# Material for the task:
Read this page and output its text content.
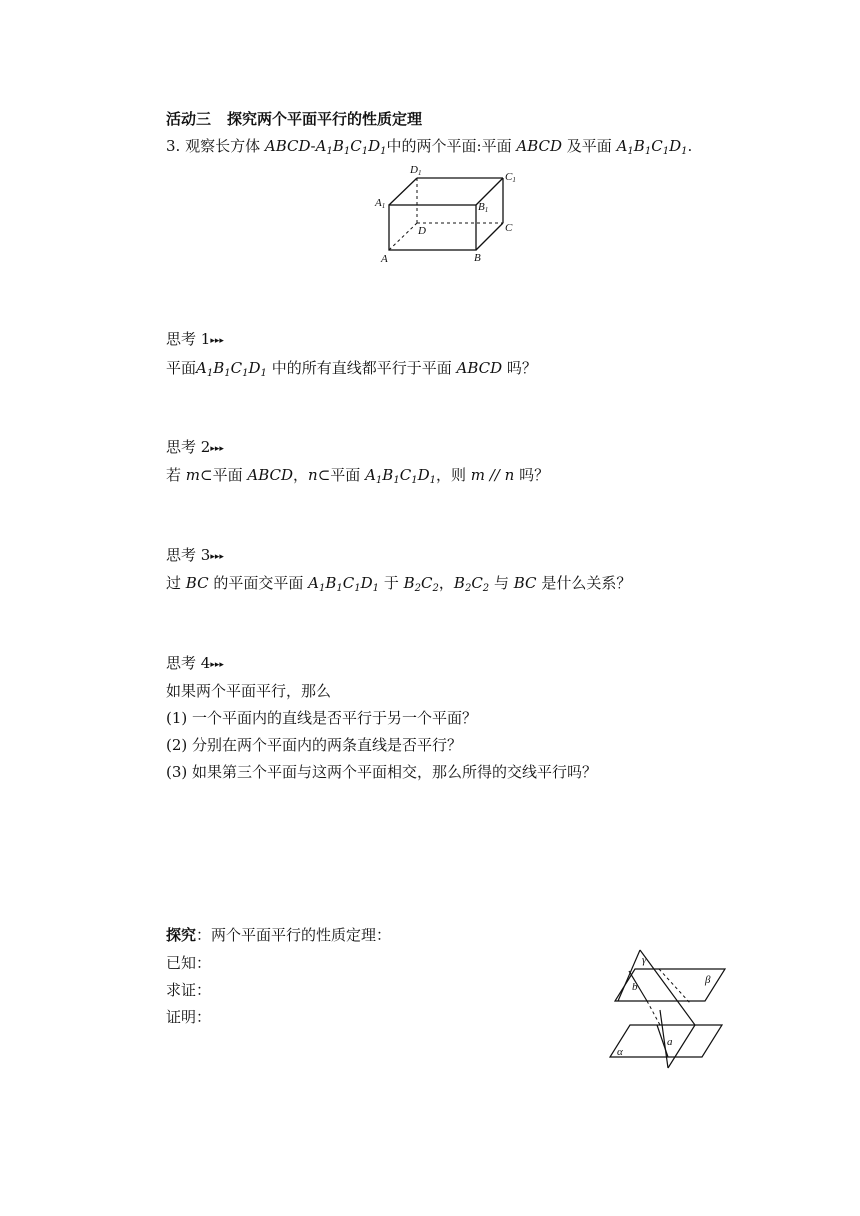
活动三 探究两个平面平行的性质定理
3. 观察长方体 ABCD-$A_1B_1C_1D_1$中的两个平面:平面 ABCD 及平面 $A_1B_1C_1D_1$.
D1	C1
A1	B1
D	C
A	B
思考 1▸▸▸
平面$A_1B_1C_1D_1$ 中的所有直线都平行于平面 ABCD 吗？
思考 2▸▸▸
若 m⊂平面 ABCD，n⊂平面 $A_1B_1C_1D_1$，则 m // n 吗？
思考 3▸▸▸
过 BC 的平面交平面 $A_1B_1C_1D_1$ 于 $B_2C_2$，$B_2C_2$ 与 BC 是什么关系？
思考 4▸▸▸
如果两个平面平行，那么
(1) 一个平面内的直线是否平行于另一个平面？
(2) 分别在两个平面内的两条直线是否平行？
(3) 如果第三个平面与这两个平面相交，那么所得的交线平行吗？
探究：两个平面平行的性质定理：
已知：
求证：
证明：
γ
β
b
a
α
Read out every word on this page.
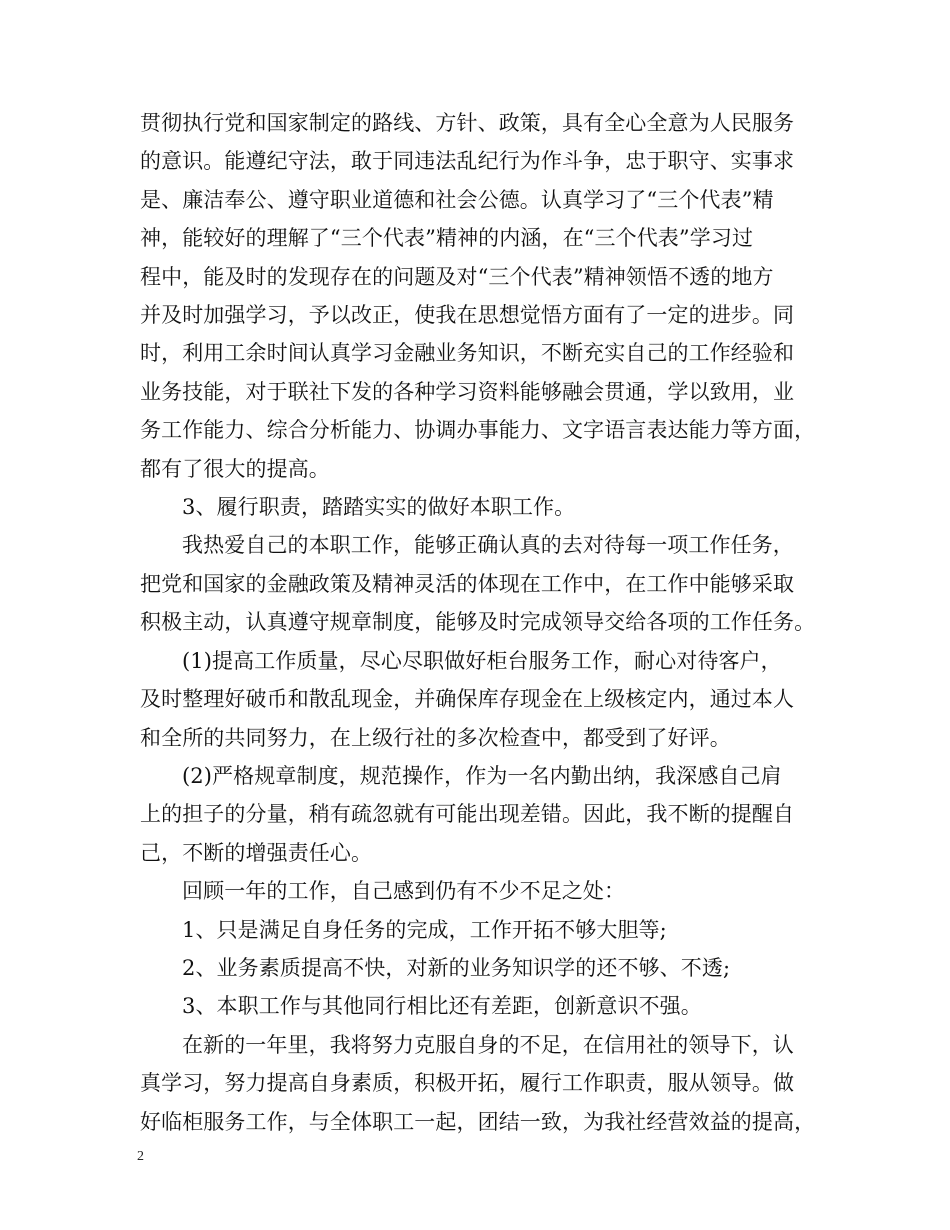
贯彻执行党和国家制定的路线、方针、政策，具有全心全意为人民服务
的意识。能遵纪守法，敢于同违法乱纪行为作斗争，忠于职守、实事求
是、廉洁奉公、遵守职业道德和社会公德。认真学习了“三个代表”精
神，能较好的理解了“三个代表”精神的内涵，在“三个代表”学习过
程中，能及时的发现存在的问题及对“三个代表”精神领悟不透的地方
并及时加强学习，予以改正，使我在思想觉悟方面有了一定的进步。同
时，利用工余时间认真学习金融业务知识，不断充实自己的工作经验和
业务技能，对于联社下发的各种学习资料能够融会贯通，学以致用，业
务工作能力、综合分析能力、协调办事能力、文字语言表达能力等方面，
都有了很大的提高。
3、履行职责，踏踏实实的做好本职工作。
我热爱自己的本职工作，能够正确认真的去对待每一项工作任务，
把党和国家的金融政策及精神灵活的体现在工作中，在工作中能够采取
积极主动，认真遵守规章制度，能够及时完成领导交给各项的工作任务。
(1)提高工作质量，尽心尽职做好柜台服务工作，耐心对待客户，
及时整理好破币和散乱现金，并确保库存现金在上级核定内，通过本人
和全所的共同努力，在上级行社的多次检查中，都受到了好评。
(2)严格规章制度，规范操作，作为一名内勤出纳，我深感自己肩
上的担子的分量，稍有疏忽就有可能出现差错。因此，我不断的提醒自
己，不断的增强责任心。
回顾一年的工作，自己感到仍有不少不足之处：
1、只是满足自身任务的完成，工作开拓不够大胆等;
2、业务素质提高不快，对新的业务知识学的还不够、不透;
3、本职工作与其他同行相比还有差距，创新意识不强。
在新的一年里，我将努力克服自身的不足，在信用社的领导下，认
真学习，努力提高自身素质，积极开拓，履行工作职责，服从领导。做
好临柜服务工作，与全体职工一起，团结一致，为我社经营效益的提高，
2
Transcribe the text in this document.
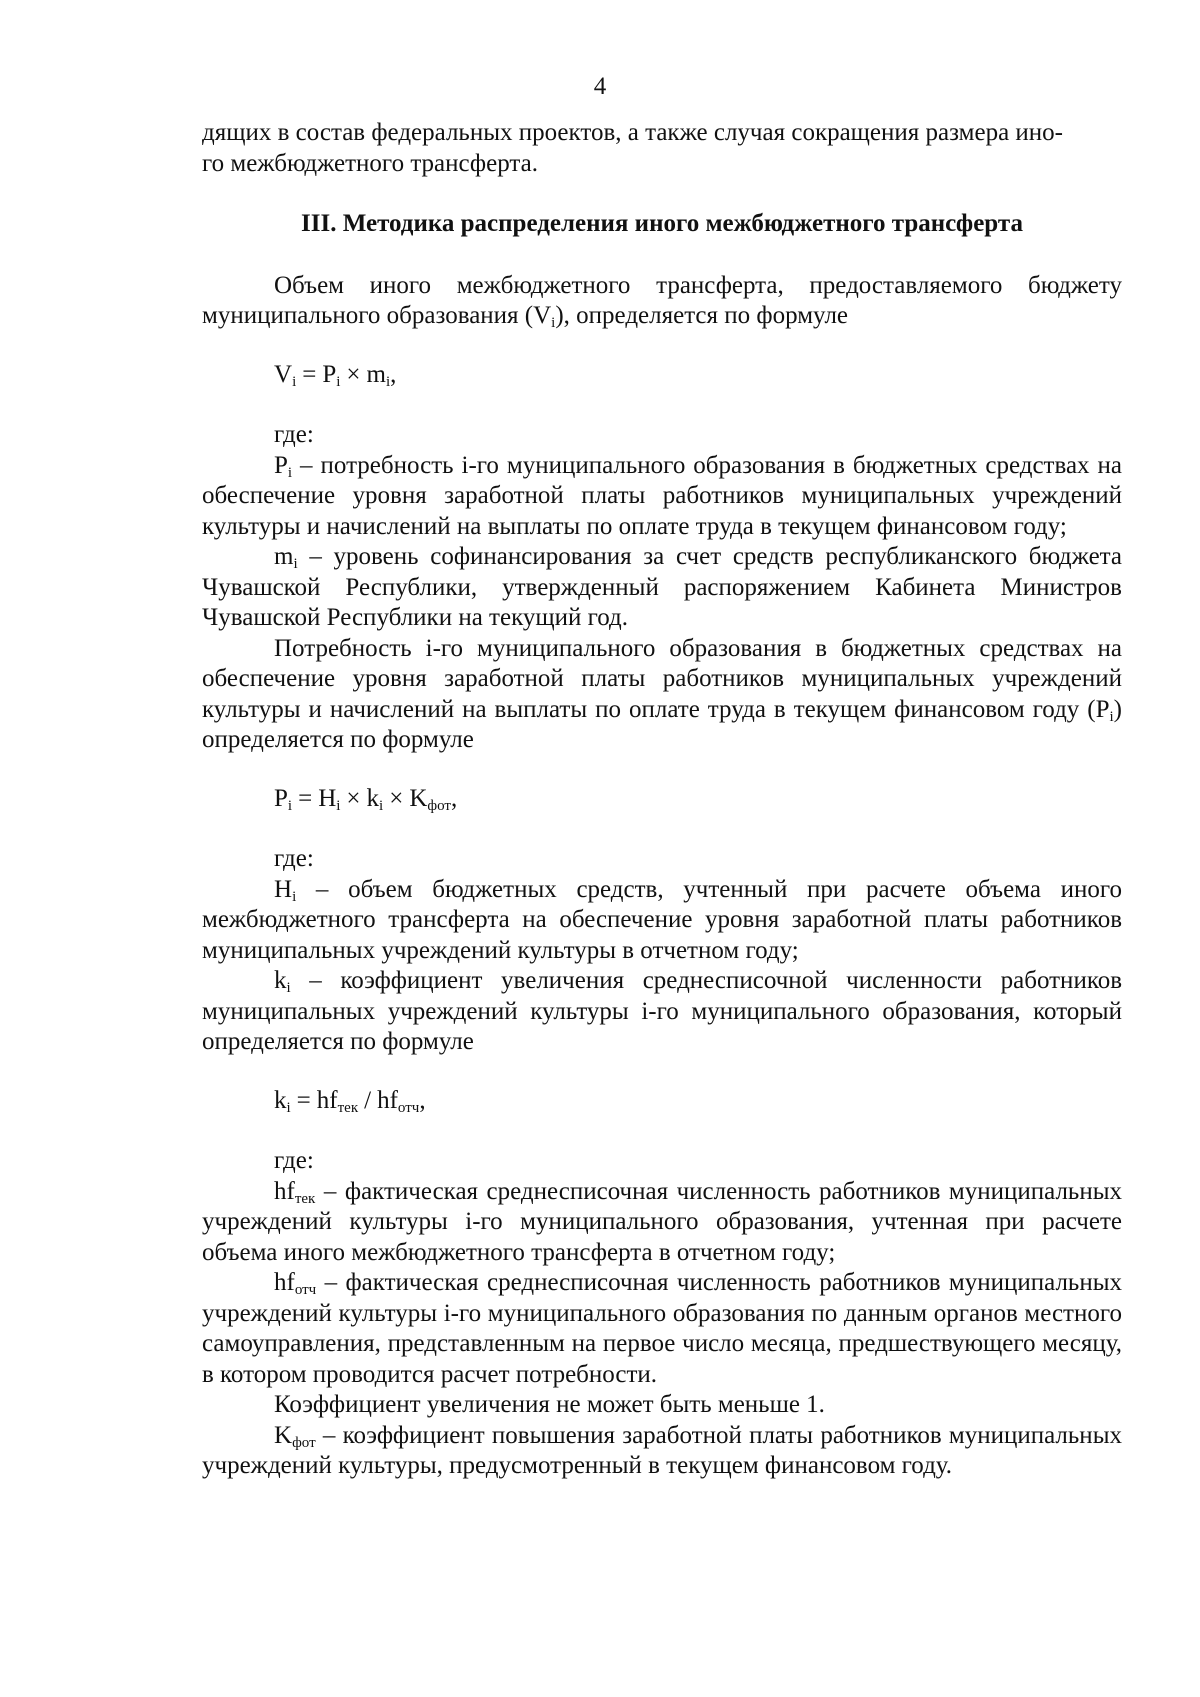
4

дящих в состав федеральных проектов, а также случая сокращения размера ино-
го межбюджетного трансферта.

III. Методика распределения иного межбюджетного трансферта

Объем иного межбюджетного трансферта, предоставляемого бюджету муниципального образования $(V_i)$, определяется по формуле

$V_i = P_i \times m_i$,

где:

$P_i$ – потребность i-го муниципального образования в бюджетных средствах на обеспечение уровня заработной платы работников муниципальных учреждений культуры и начислений на выплаты по оплате труда в текущем финансовом году;

$m_i$ – уровень софинансирования за счет средств республиканского бюджета Чувашской Республики, утвержденный распоряжением Кабинета Министров Чувашской Республики на текущий год.

Потребность i-го муниципального образования в бюджетных средствах на обеспечение уровня заработной платы работников муниципальных учреждений культуры и начислений на выплаты по оплате труда в текущем финансовом году $(P_i)$ определяется по формуле

$P_i = H_i \times k_i \times K_{фот}$,

где:

$H_i$ – объем бюджетных средств, учтенный при расчете объема иного межбюджетного трансферта на обеспечение уровня заработной платы работников муниципальных учреждений культуры в отчетном году;

$k_i$ – коэффициент увеличения среднесписочной численности работников муниципальных учреждений культуры i-го муниципального образования, который определяется по формуле

$k_i = hf_{тек} / hf_{отч}$,

где:

$hf_{тек}$ – фактическая среднесписочная численность работников муниципальных учреждений культуры i-го муниципального образования, учтенная при расчете объема иного межбюджетного трансферта в отчетном году;

$hf_{отч}$ – фактическая среднесписочная численность работников муниципальных учреждений культуры i-го муниципального образования по данным органов местного самоуправления, представленным на первое число месяца, предшествующего месяцу, в котором проводится расчет потребности.

Коэффициент увеличения не может быть меньше 1.

$K_{фот}$ – коэффициент повышения заработной платы работников муниципальных учреждений культуры, предусмотренный в текущем финансовом году.
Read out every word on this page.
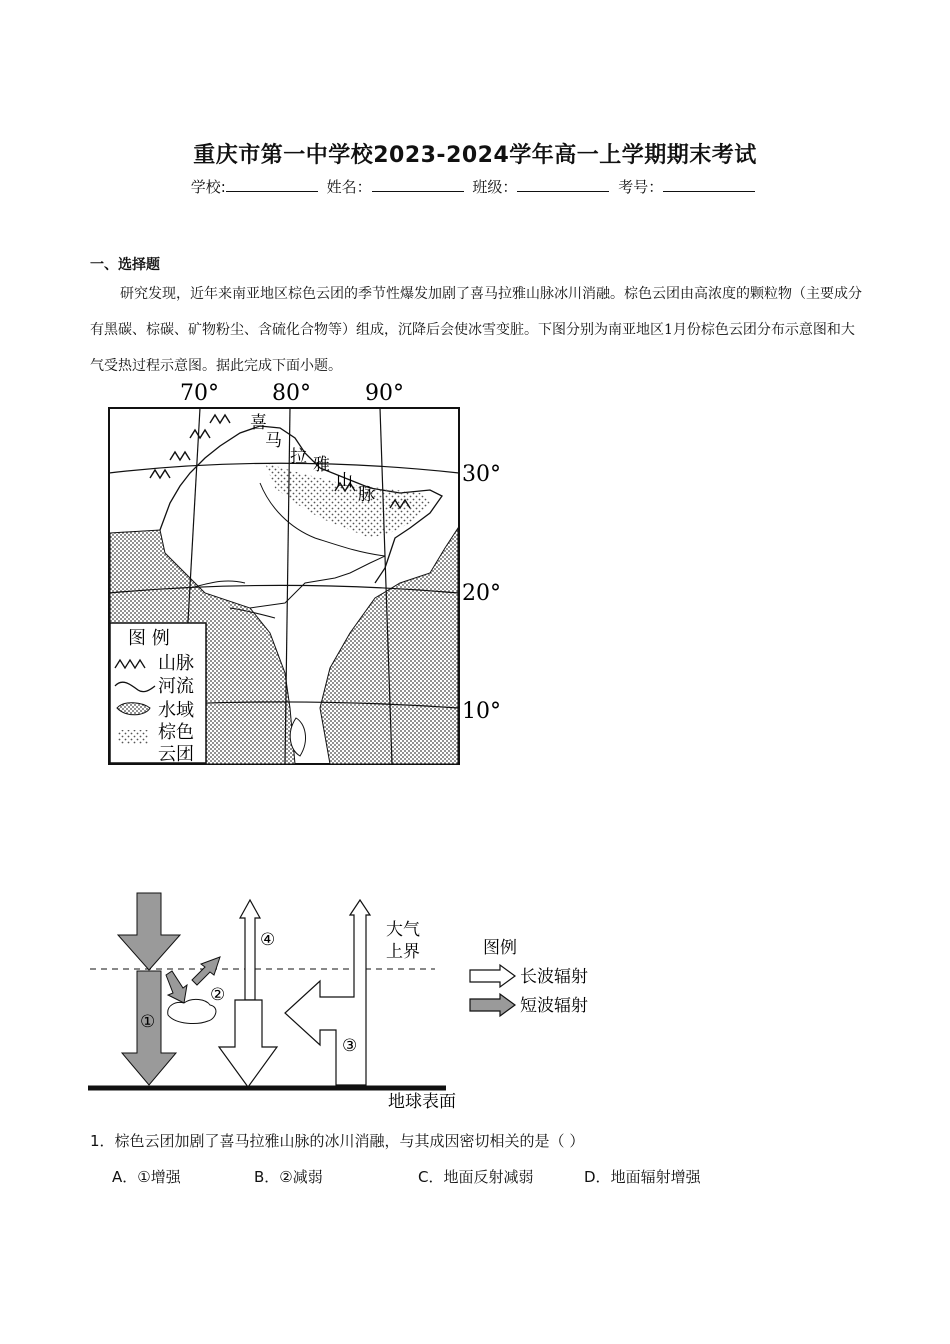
重庆市第一中学校2023-2024学年高一上学期期末考试
学校:	姓名：	班级：	考号：
一、选择题

研究发现，近年来南亚地区棕色云团的季节性爆发加剧了喜马拉雅山脉冰川消融。棕色云团由高浓度的颗粒物（主要成分有黑碳、棕碳、矿物粉尘、含硫化合物等）组成，沉降后会使冰雪变脏。下图分别为南亚地区1月份棕色云团分布示意图和大气受热过程示意图。据此完成下面小题。

喜
马
拉 雅
山
脉
70° 80° 90°
30°
20°
10°
图 例
山脉
河流
水域
棕色
云团
①
②
④
③
大气
上界
地球表面
图例
长波辐射
短波辐射
1．棕色云团加剧了喜马拉雅山脉的冰川消融，与其成因密切相关的是（ ）
A．①增强	B．②减弱	C．地面反射减弱	D．地面辐射增强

# Written request:
Considering only the records above, state the number of lines that include the word "бюджетных", with nothing added.

# Output below:
3